## Written exercise
Retype the full set of records. Keep every character identical.

—————

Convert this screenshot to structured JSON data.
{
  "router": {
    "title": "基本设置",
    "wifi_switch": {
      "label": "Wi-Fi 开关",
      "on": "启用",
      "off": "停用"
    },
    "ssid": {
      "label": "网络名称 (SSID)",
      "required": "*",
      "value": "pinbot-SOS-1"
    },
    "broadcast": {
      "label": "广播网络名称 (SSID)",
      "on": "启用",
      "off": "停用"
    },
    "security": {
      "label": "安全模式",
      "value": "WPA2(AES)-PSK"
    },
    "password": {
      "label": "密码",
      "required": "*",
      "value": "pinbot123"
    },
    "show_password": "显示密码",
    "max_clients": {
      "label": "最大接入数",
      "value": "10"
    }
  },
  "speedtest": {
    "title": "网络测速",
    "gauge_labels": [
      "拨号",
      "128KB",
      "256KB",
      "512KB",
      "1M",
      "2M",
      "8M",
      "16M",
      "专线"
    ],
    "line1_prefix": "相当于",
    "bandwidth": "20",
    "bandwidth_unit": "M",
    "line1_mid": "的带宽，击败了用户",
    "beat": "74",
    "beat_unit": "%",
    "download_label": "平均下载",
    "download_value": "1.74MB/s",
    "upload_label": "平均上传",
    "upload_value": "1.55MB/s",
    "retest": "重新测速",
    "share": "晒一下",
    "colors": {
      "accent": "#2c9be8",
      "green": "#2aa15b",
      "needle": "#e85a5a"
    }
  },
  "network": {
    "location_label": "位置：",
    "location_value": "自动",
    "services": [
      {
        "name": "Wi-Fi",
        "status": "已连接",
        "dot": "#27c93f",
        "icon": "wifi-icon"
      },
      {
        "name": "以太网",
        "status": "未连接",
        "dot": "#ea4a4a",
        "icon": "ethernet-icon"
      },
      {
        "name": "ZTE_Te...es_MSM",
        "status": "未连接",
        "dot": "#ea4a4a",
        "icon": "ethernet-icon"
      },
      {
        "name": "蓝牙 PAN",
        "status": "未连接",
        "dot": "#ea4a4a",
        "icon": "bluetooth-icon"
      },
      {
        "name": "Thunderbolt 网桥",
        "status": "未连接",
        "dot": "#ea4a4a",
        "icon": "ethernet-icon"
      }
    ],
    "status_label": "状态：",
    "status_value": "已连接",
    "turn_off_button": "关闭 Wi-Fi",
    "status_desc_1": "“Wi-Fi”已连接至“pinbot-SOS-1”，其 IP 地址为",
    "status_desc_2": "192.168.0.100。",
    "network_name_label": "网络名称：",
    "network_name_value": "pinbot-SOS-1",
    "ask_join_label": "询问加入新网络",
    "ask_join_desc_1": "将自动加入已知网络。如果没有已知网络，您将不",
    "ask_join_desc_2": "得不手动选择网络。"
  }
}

—————

## Correct answer
Convert this screenshot to structured JSON data.
{
  "router": {
    "title": "基本设置",
    "wifi_switch": {
      "label": "Wi-Fi 开关",
      "on": "启用",
      "off": "停用"
    },
    "ssid": {
      "label": "网络名称 (SSID)",
      "required": "*",
      "value": "pinbot-SOS-1"
    },
    "broadcast": {
      "label": "广播网络名称 (SSID)",
      "on": "启用",
      "off": "停用"
    },
    "security": {
      "label": "安全模式",
      "value": "WPA2(AES)-PSK"
    },
    "password": {
      "label": "密码",
      "required": "*",
      "value": "pinbot123"
    },
    "show_password": "显示密码",
    "max_clients": {
      "label": "最大接入数",
      "value": "10"
    }
  },
  "speedtest": {
    "title": "网络测速",
    "gauge_labels": [
      "拨号",
      "128KB",
      "256KB",
      "512KB",
      "1M",
      "2M",
      "8M",
      "16M",
      "专线"
    ],
    "line1_prefix": "相当于",
    "bandwidth": "20",
    "bandwidth_unit": "M",
    "line1_mid": "的带宽，击败了用户",
    "beat": "74",
    "beat_unit": "%",
    "download_label": "平均下载",
    "download_value": "1.74MB/s",
    "upload_label": "平均上传",
    "upload_value": "1.55MB/s",
    "retest": "重新测速",
    "share": "晒一下",
    "colors": {
      "accent": "#2c9be8",
      "green": "#2aa15b",
      "needle": "#e85a5a"
    }
  },
  "network": {
    "location_label": "位置：",
    "location_value": "自动",
    "services": [
      {
        "name": "Wi-Fi",
        "status": "已连接",
        "dot": "#27c93f",
        "icon": "wifi-icon"
      },
      {
        "name": "以太网",
        "status": "未连接",
        "dot": "#ea4a4a",
        "icon": "ethernet-icon"
      },
      {
        "name": "ZTE_Te...es_MSM",
        "status": "未连接",
        "dot": "#ea4a4a",
        "icon": "ethernet-icon"
      },
      {
        "name": "蓝牙 PAN",
        "status": "未连接",
        "dot": "#ea4a4a",
        "icon": "bluetooth-icon"
      },
      {
        "name": "Thunderbolt 网桥",
        "status": "未连接",
        "dot": "#ea4a4a",
        "icon": "ethernet-icon"
      }
    ],
    "status_label": "状态：",
    "status_value": "已连接",
    "turn_off_button": "关闭 Wi-Fi",
    "status_desc_1": "“Wi-Fi”已连接至“pinbot-SOS-1”，其 IP 地址为",
    "status_desc_2": "192.168.0.100。",
    "network_name_label": "网络名称：",
    "network_name_value": "pinbot-SOS-1",
    "ask_join_label": "询问加入新网络",
    "ask_join_desc_1": "将自动加入已知网络。如果没有已知网络，您将不",
    "ask_join_desc_2": "得不手动选择网络。"
  }
}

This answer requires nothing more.